What to produce:
Tally the lines below that contain the word "建设社会主义法治", and give only that number.

Exercise materials:
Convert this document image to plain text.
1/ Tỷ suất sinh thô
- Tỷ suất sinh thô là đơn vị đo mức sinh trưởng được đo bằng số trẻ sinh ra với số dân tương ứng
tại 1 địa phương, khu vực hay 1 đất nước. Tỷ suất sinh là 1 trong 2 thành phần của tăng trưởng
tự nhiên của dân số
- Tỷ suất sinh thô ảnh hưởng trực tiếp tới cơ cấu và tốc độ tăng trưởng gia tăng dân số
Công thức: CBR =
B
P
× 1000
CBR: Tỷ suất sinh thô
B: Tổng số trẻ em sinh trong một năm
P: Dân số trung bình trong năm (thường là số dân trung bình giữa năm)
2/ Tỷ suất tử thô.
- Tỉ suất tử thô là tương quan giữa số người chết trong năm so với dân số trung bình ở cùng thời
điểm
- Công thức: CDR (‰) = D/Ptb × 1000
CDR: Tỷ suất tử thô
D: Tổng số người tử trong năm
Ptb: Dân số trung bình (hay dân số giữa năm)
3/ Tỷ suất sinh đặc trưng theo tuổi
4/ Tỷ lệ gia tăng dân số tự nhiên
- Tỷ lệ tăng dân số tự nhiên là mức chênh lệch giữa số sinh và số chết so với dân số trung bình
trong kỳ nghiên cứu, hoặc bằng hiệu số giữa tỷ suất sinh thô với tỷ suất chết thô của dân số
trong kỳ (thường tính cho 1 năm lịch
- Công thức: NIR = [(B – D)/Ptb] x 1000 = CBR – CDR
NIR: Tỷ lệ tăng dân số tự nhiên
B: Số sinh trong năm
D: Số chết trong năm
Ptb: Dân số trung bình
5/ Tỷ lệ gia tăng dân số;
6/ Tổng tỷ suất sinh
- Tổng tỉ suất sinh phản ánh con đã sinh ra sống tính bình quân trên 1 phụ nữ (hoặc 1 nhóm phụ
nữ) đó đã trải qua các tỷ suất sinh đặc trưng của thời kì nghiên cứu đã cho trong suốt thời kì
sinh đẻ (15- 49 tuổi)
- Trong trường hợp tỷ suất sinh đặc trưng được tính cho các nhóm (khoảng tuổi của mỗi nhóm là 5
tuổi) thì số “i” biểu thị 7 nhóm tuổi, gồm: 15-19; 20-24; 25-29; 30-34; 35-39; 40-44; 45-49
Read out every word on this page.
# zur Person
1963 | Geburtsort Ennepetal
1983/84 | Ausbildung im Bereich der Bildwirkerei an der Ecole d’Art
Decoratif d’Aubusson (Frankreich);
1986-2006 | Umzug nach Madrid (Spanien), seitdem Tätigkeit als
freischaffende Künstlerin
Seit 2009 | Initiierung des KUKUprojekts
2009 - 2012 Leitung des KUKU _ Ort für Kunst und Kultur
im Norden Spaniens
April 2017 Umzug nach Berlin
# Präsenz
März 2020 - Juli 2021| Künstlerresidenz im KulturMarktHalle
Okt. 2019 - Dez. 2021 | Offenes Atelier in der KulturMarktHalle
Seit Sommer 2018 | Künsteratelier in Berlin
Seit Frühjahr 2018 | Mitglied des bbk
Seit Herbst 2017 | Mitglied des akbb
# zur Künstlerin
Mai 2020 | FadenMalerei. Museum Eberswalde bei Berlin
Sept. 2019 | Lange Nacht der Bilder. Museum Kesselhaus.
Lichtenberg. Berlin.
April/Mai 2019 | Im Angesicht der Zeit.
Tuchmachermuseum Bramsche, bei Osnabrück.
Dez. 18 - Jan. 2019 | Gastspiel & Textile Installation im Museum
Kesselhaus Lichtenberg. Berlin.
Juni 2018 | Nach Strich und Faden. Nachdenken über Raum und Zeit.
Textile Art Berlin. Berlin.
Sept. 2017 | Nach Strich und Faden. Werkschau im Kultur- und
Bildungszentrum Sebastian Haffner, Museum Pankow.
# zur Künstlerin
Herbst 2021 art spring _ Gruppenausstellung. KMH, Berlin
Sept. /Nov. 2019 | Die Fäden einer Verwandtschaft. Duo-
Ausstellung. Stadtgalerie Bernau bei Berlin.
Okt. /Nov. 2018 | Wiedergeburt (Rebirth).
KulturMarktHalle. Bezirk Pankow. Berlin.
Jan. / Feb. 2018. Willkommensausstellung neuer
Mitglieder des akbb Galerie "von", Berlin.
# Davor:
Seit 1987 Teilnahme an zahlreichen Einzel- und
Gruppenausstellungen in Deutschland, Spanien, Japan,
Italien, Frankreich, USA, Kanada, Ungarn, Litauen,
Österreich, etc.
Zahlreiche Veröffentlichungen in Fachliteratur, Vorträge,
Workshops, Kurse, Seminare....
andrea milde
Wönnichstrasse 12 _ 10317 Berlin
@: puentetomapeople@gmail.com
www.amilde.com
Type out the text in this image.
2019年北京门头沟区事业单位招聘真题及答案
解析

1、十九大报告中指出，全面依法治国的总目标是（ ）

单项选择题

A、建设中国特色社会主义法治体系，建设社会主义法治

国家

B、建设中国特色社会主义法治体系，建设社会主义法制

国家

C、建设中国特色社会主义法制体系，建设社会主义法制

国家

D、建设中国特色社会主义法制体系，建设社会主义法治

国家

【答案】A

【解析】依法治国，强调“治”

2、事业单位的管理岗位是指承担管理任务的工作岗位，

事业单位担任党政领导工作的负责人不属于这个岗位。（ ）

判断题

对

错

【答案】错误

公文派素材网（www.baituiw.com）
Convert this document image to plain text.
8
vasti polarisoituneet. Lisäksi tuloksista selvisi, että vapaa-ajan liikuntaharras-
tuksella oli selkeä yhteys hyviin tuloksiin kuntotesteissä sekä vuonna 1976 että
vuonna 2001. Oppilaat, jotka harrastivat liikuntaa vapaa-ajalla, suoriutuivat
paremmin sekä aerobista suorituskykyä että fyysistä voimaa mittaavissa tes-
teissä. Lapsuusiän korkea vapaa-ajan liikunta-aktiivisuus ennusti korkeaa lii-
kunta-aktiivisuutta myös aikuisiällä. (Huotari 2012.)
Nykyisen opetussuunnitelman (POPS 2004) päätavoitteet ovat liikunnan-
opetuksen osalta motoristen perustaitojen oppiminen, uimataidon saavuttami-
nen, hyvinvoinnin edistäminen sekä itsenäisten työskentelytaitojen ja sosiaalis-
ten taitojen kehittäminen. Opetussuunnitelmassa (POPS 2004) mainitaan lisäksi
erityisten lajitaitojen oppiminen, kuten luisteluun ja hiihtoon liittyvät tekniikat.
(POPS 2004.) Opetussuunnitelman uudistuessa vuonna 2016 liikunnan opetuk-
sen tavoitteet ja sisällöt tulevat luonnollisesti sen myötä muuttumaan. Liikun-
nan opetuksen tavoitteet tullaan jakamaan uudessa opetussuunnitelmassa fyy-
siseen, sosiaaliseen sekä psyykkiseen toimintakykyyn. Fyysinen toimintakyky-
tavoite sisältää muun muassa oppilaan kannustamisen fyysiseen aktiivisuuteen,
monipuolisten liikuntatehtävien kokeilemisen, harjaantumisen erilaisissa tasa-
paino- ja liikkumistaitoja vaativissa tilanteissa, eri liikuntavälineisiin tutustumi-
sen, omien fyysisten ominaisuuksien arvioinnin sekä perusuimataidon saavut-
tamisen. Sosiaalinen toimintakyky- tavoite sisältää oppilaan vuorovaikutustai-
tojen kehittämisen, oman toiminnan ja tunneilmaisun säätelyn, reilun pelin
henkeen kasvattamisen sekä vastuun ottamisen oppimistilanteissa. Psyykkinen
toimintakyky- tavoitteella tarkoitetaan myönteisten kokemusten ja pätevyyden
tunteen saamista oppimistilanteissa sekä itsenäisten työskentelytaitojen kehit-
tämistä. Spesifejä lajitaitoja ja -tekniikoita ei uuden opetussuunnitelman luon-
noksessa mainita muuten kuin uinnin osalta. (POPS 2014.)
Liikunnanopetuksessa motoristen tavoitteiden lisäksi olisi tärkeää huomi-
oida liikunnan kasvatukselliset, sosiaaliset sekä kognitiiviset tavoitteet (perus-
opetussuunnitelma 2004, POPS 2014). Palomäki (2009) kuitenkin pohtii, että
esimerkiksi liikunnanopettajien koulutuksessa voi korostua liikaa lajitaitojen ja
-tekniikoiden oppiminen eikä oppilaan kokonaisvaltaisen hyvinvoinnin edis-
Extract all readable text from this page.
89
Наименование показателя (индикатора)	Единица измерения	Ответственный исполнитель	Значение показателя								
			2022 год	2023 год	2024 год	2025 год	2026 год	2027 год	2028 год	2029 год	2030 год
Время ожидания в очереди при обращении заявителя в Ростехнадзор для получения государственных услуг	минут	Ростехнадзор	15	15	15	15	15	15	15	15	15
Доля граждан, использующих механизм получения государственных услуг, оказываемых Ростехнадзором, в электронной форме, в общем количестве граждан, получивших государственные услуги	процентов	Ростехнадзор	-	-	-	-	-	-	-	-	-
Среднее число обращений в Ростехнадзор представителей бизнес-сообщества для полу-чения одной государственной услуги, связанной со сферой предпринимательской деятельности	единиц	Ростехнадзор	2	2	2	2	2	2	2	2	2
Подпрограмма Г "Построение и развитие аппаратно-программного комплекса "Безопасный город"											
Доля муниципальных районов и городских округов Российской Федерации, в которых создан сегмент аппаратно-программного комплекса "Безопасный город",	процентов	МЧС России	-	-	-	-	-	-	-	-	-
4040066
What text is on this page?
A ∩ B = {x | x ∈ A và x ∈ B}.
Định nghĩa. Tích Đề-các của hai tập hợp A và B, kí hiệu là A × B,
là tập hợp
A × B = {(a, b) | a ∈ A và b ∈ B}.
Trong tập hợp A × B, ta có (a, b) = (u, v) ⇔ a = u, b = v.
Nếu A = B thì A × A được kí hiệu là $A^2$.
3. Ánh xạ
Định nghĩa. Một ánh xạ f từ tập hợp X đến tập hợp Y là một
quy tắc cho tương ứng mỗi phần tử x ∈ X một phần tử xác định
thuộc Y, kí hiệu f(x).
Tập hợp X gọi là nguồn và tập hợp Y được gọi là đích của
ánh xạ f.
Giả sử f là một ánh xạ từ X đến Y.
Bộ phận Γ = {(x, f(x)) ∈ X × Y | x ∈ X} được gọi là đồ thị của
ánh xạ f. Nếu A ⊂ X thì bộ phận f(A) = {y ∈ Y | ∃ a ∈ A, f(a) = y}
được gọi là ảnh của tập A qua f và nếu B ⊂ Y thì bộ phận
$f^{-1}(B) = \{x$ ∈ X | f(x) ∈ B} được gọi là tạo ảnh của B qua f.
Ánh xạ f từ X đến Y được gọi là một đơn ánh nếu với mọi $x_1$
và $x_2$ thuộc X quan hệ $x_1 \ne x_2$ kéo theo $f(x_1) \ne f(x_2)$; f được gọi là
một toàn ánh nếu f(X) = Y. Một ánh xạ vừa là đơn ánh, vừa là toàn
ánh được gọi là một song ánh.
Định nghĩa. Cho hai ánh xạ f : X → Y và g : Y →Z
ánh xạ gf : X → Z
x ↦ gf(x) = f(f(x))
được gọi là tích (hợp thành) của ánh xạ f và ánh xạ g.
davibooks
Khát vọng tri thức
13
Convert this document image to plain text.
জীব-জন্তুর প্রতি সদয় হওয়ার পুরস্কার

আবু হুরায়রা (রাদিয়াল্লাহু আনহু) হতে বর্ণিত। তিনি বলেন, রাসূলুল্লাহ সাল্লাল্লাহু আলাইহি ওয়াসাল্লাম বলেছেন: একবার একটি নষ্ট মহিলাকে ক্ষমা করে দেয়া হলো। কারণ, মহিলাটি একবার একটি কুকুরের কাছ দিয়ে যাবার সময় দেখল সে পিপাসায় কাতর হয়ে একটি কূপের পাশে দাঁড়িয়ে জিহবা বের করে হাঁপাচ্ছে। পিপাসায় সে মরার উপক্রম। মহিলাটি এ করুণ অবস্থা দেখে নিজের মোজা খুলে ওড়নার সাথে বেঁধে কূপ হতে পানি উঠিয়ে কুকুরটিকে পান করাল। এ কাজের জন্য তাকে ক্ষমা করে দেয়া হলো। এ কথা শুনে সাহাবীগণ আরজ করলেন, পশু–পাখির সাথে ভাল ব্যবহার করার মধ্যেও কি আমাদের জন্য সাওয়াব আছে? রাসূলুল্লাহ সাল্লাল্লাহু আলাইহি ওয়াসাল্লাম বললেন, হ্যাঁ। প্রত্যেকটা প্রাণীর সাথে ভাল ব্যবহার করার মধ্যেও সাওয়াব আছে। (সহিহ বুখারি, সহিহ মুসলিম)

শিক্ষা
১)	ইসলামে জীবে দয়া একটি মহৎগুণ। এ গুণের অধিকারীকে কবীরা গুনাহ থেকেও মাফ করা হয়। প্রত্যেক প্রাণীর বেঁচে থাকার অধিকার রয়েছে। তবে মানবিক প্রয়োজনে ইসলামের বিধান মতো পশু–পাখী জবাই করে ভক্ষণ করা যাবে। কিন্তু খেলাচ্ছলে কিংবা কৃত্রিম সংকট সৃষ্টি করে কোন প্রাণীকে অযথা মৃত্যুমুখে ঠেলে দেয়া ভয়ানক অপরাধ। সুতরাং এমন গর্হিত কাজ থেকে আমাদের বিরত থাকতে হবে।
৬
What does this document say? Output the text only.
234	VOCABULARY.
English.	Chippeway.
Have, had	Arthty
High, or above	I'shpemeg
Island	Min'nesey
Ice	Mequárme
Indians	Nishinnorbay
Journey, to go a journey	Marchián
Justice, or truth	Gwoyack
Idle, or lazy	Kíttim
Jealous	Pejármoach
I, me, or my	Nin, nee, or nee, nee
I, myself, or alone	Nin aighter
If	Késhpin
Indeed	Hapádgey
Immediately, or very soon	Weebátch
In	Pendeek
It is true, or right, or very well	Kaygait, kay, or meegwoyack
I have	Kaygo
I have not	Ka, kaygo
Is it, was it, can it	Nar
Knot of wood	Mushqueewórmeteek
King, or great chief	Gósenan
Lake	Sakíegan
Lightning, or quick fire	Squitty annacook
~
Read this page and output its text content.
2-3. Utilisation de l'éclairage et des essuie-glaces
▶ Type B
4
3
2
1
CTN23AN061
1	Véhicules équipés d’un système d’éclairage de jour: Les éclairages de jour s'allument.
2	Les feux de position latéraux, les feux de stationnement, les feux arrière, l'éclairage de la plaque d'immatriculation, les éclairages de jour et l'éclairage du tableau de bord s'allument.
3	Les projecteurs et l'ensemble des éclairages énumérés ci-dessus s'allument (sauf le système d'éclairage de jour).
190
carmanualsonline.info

Correct result:
2